Set exercise:
Looking through the listing, how many of its lines hold the word "RADIUS"? Answer with only the number.

__________________________________________________

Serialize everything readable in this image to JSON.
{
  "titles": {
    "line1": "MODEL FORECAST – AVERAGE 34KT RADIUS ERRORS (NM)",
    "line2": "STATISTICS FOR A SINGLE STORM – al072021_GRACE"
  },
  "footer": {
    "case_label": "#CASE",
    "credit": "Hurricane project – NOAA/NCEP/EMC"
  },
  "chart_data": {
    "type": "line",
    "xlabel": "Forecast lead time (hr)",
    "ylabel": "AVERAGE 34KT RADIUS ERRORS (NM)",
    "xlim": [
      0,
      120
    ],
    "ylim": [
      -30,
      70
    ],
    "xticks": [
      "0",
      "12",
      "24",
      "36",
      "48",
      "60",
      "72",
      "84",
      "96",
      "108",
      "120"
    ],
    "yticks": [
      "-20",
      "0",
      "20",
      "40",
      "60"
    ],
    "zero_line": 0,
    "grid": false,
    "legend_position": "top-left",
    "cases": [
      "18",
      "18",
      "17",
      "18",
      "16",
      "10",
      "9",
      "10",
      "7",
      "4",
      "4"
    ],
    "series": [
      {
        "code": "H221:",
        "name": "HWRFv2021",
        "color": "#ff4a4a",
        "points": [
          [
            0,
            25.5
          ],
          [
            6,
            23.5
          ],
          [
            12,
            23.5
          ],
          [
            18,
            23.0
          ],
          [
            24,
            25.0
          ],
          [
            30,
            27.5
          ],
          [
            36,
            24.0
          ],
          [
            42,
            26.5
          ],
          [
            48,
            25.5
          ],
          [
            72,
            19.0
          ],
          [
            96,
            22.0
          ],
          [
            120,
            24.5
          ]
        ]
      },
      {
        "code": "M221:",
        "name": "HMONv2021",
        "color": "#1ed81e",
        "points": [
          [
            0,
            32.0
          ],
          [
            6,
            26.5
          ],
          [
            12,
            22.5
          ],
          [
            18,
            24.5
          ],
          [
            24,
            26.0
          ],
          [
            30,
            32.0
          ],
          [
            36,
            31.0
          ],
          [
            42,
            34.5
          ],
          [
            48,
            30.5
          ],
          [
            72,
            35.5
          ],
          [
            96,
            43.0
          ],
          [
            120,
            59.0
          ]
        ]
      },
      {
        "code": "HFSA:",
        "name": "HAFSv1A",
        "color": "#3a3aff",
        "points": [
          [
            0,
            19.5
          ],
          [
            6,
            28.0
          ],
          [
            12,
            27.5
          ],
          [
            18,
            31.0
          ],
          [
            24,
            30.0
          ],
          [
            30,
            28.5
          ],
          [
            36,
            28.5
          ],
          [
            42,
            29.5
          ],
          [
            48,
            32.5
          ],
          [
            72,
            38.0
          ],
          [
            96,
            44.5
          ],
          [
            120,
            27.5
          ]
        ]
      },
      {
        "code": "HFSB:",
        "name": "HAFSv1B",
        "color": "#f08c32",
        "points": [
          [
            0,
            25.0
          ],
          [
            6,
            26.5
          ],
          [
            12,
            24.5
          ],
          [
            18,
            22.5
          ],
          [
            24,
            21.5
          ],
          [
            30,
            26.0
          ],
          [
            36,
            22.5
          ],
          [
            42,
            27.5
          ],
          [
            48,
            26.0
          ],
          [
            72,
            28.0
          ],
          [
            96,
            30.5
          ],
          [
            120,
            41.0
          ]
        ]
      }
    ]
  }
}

__________________________________________________

In response:
2